STATED PROBLEM: From the post below about Larry Clark's Keiko Yamada pseudonym, write out word for word the passage starting at "Through this, Clark" and ending at "women of color.".

DOCUMENT:

** Start **

Greetings, folks, and welcome to another episode of Posts I Didn’t Want To Write. Today, we’re using a real-life example to talk about marginalized identities in composition and repertoire. However, this example, highlighted this week by the band and orchestra communities, is of a white man using a pseudonym to represent himself as a female Japanese composer (and, by extension, to represent his appropriative works as authentic).

The man in question is Larry Clark, an educator-turned-composer who has achieved some prominence as a large ensemble composer, particularly for young groups. Clark has, since at least 2005, published some works under his own name and others under the pseudonym Keiko Yamada. Titles from Clark’s catalog are fairly standard for a white composer in this century—“Subatomic,” “Intuition March,” etc. (I will not be linking to his website or any of his content during this post.) Yamada’s titles all lean into the supposed Japanese identity—“Hotaka Sunset,” “Kon’nichiwa,” “Japanese Lullaby” . . . you get the picture. To make matters worse, parts of this false identity seem to be co-opted from actual Japanese women—one student presentation on the “composer,” found in a basic Google Search, conflates Clark’s Yamada with the popular Japanese manga artist of the same name. The “composer”’s birthdate, available through Schott Music’s page dedicated to her, is listed as August 18th, 1972, which is the birthdate of Keiko Komuro, lead vocalist of the pop group Globe.

Through this, Clark has created two footholds for himself in the world of large ensembles: one in which he profits off his own name and one in which his racist, sexist, colonialist, and transphobic business practices allow him to profit from work misleadingly billed as authentic. He has created a persona that tiptoes into spaces he would not otherwise be welcome in. He has taken advantage of the intentional programming movement; Yamada’s name and work is listed on mandatory repertoire lists in at least two states. Further, the decision to publish under a name carrying double-minority status means he, a white man, can take up spots on concerts reserved for women, people of color, and women of color.

** End **

INFORMATION GIVEN:

** Start **

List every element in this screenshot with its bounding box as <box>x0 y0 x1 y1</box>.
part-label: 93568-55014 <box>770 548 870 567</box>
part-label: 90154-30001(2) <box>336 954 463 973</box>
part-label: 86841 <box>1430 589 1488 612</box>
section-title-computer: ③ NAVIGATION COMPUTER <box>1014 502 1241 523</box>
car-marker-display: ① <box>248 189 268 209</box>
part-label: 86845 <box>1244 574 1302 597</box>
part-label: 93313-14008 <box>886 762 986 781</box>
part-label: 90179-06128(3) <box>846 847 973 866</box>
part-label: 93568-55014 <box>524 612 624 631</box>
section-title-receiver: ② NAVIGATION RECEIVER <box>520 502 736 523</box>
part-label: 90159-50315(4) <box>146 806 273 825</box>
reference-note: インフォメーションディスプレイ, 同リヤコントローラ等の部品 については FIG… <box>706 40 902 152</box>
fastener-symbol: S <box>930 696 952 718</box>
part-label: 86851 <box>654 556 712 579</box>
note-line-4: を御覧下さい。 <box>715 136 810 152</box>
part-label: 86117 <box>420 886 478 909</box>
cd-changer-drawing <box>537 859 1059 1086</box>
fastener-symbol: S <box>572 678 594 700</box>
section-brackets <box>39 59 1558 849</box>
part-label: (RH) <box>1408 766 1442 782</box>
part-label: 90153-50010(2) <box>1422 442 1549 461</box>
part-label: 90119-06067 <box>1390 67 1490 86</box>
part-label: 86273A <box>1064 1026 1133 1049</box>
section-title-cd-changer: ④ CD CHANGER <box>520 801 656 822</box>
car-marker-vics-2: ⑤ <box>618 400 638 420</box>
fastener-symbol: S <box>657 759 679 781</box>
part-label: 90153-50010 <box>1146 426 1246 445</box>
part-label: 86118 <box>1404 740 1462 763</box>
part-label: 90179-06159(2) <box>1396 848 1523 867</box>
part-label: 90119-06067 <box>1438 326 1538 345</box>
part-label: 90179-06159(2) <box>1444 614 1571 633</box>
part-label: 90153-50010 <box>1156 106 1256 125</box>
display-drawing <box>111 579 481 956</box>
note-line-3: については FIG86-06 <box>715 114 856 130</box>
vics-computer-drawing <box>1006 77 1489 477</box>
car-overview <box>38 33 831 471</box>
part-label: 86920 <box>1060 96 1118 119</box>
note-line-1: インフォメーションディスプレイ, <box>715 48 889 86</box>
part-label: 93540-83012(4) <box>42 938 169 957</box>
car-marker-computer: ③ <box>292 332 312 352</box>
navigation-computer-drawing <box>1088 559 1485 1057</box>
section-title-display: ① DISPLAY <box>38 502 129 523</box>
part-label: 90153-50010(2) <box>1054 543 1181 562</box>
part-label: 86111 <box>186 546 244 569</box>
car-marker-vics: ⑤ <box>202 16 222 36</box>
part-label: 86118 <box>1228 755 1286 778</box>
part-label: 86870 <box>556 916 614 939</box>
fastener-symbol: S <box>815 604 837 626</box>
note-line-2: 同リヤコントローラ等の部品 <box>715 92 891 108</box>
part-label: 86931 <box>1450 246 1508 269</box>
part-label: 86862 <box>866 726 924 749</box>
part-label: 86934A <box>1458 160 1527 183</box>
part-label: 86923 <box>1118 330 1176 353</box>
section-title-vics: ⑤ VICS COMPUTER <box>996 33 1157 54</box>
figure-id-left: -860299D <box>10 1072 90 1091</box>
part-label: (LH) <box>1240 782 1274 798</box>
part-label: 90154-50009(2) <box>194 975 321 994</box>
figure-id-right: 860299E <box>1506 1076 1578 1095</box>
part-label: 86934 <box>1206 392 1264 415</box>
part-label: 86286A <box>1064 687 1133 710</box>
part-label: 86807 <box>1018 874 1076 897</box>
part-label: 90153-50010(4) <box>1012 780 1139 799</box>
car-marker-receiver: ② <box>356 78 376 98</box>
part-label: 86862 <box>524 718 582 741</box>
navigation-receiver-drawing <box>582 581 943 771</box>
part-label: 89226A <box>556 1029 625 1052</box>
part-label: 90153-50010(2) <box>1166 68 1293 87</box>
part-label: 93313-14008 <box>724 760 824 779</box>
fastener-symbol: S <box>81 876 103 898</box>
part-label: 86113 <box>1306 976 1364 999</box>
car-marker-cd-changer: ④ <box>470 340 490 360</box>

** End **

ANSWER TO THIS EXERCISE:
Through this, Clark has created two footholds for himself in the world of large ensembles: one in which he profits off his own name and one in which his racist, sexist, colonialist, and transphobic business practices allow him to profit from work misleadingly billed as authentic. He has created a persona that tiptoes into spaces he would not otherwise be welcome in. He has taken advantage of the intentional programming movement; Yamada’s name and work is listed on mandatory repertoire lists in at least two states. Further, the decision to publish under a name carrying double-minority status means he, a white man, can take up spots on concerts reserved for women, people of color, and women of color.